Work required ->
Each line containing the word "name" must be collected.

Provided entries ->
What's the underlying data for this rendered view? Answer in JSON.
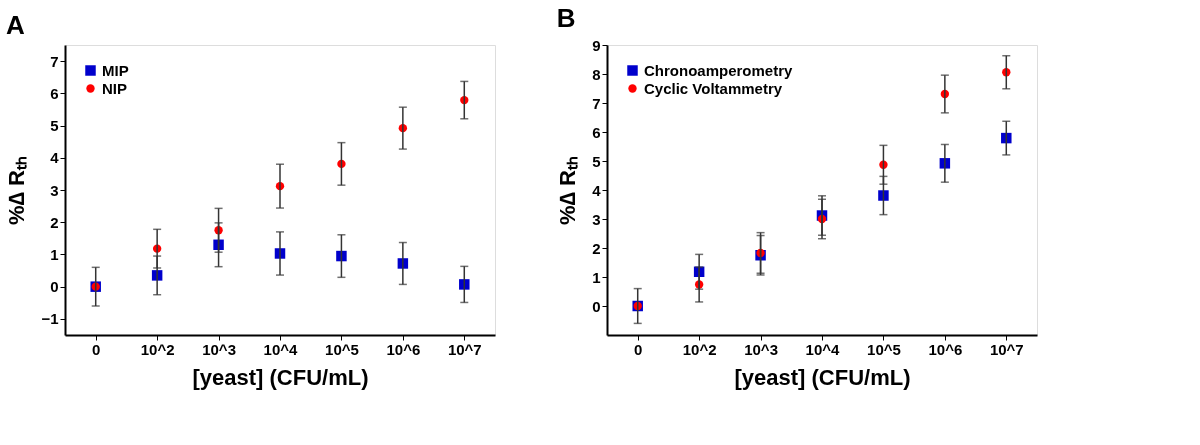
{
  "chart_data": [
    {
      "type": "scatter",
      "title": "A",
      "xlabel": "[yeast] (CFU/mL)",
      "ylabel": "%∆ Rₜₕ",
      "categories": [
        "0",
        "10^2",
        "10^3",
        "10^4",
        "10^5",
        "10^6",
        "10^7"
      ],
      "ylim": [
        -1.5,
        7.5
      ],
      "yticks": [
        -1,
        0,
        1,
        2,
        3,
        4,
        5,
        6,
        7
      ],
      "grid": false,
      "legend": "top left",
      "series": [
        {
          "name": "MIP",
          "color": "#0000cc",
          "marker": "square",
          "values": [
            0,
            0.35,
            1.3,
            1.03,
            0.95,
            0.72,
            0.07
          ],
          "errors": [
            0.6,
            0.6,
            0.68,
            0.67,
            0.66,
            0.65,
            0.56
          ]
        },
        {
          "name": "NIP",
          "color": "#ff0000",
          "marker": "circle",
          "values": [
            0,
            1.18,
            1.75,
            3.12,
            3.81,
            4.92,
            5.79
          ],
          "errors": [
            null,
            0.6,
            0.68,
            0.68,
            0.66,
            0.65,
            0.58
          ]
        }
      ]
    },
    {
      "type": "scatter",
      "title": "B",
      "xlabel": "[yeast] (CFU/mL)",
      "ylabel": "%∆ Rₜₕ",
      "categories": [
        "0",
        "10^2",
        "10^3",
        "10^4",
        "10^5",
        "10^6",
        "10^7"
      ],
      "ylim": [
        -1,
        9
      ],
      "yticks": [
        0,
        1,
        2,
        3,
        4,
        5,
        6,
        7,
        8,
        9
      ],
      "grid": false,
      "legend": "top left",
      "series": [
        {
          "name": "Chronoamperometry",
          "color": "#0000cc",
          "marker": "square",
          "values": [
            0,
            1.18,
            1.75,
            3.12,
            3.81,
            4.92,
            5.79
          ],
          "errors": [
            0.6,
            0.6,
            0.68,
            0.68,
            0.66,
            0.65,
            0.58
          ]
        },
        {
          "name": "Cyclic Voltammetry",
          "color": "#ff0000",
          "marker": "circle",
          "values": [
            0,
            0.74,
            1.83,
            3.0,
            4.87,
            7.31,
            8.06
          ],
          "errors": [
            null,
            0.6,
            0.7,
            0.68,
            0.67,
            0.65,
            0.57
          ]
        }
      ]
    }
  ]
}
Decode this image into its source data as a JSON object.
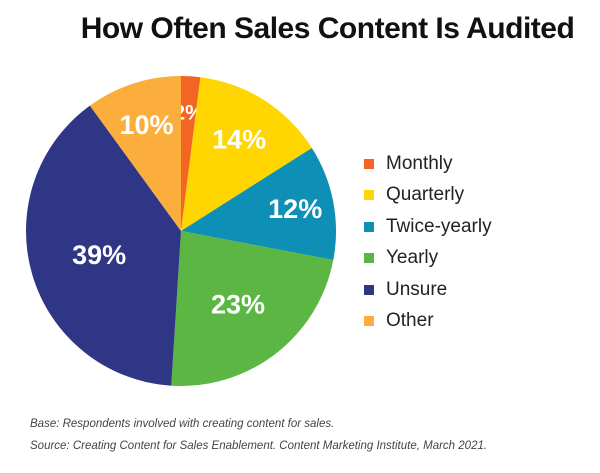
{
  "title": "How Often Sales Content Is Audited",
  "chart_data": {
    "type": "pie",
    "title": "How Often Sales Content Is Audited",
    "categories": [
      "Monthly",
      "Quarterly",
      "Twice-yearly",
      "Yearly",
      "Unsure",
      "Other"
    ],
    "values": [
      2,
      14,
      12,
      23,
      39,
      10
    ],
    "labels": [
      "2%",
      "14%",
      "12%",
      "23%",
      "39%",
      "10%"
    ],
    "colors": [
      "#F26522",
      "#FFD600",
      "#0E8FB5",
      "#5CB644",
      "#303686",
      "#FBAE3C"
    ],
    "start_angle_deg": 0,
    "direction": "clockwise",
    "legend_position": "right"
  },
  "legend": [
    {
      "label": "Monthly",
      "color": "#F26522"
    },
    {
      "label": "Quarterly",
      "color": "#FFD600"
    },
    {
      "label": "Twice-yearly",
      "color": "#0E8FB5"
    },
    {
      "label": "Yearly",
      "color": "#5CB644"
    },
    {
      "label": "Unsure",
      "color": "#303686"
    },
    {
      "label": "Other",
      "color": "#FBAE3C"
    }
  ],
  "footnotes": {
    "base": "Base: Respondents involved with creating content for sales.",
    "source": "Source: Creating Content for Sales Enablement. Content Marketing Institute, March 2021."
  }
}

Reply ->
          "name": "MIP",
          "name": "NIP",
          "name": "Chronoamperometry",
          "name": "Cyclic Voltammetry",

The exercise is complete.